**Directions:** Please give the data below again in full, exactly as it stands.

**Record extracts:**
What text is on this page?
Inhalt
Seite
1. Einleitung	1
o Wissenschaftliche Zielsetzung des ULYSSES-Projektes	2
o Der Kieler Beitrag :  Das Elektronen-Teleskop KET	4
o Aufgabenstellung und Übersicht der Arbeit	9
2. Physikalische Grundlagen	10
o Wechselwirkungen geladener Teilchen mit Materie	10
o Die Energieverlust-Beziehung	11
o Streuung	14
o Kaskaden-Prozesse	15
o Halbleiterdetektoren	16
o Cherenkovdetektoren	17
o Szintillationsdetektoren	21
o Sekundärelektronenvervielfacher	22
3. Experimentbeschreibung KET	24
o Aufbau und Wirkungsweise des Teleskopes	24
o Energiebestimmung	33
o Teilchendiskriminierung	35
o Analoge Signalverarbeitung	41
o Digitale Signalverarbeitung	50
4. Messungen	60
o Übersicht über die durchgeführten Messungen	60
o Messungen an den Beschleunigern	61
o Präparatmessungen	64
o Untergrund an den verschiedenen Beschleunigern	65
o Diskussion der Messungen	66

**Response to the exercise:**
What text is on this page?
Inhalt
Seite
1. Einleitung	1
o Wissenschaftliche Zielsetzung des ULYSSES-Projektes	2
o Der Kieler Beitrag :  Das Elektronen-Teleskop KET	4
o Aufgabenstellung und Übersicht der Arbeit	9
2. Physikalische Grundlagen	10
o Wechselwirkungen geladener Teilchen mit Materie	10
o Die Energieverlust-Beziehung	11
o Streuung	14
o Kaskaden-Prozesse	15
o Halbleiterdetektoren	16
o Cherenkovdetektoren	17
o Szintillationsdetektoren	21
o Sekundärelektronenvervielfacher	22
3. Experimentbeschreibung KET	24
o Aufbau und Wirkungsweise des Teleskopes	24
o Energiebestimmung	33
o Teilchendiskriminierung	35
o Analoge Signalverarbeitung	41
o Digitale Signalverarbeitung	50
4. Messungen	60
o Übersicht über die durchgeführten Messungen	60
o Messungen an den Beschleunigern	61
o Präparatmessungen	64
o Untergrund an den verschiedenen Beschleunigern	65
o Diskussion der Messungen	66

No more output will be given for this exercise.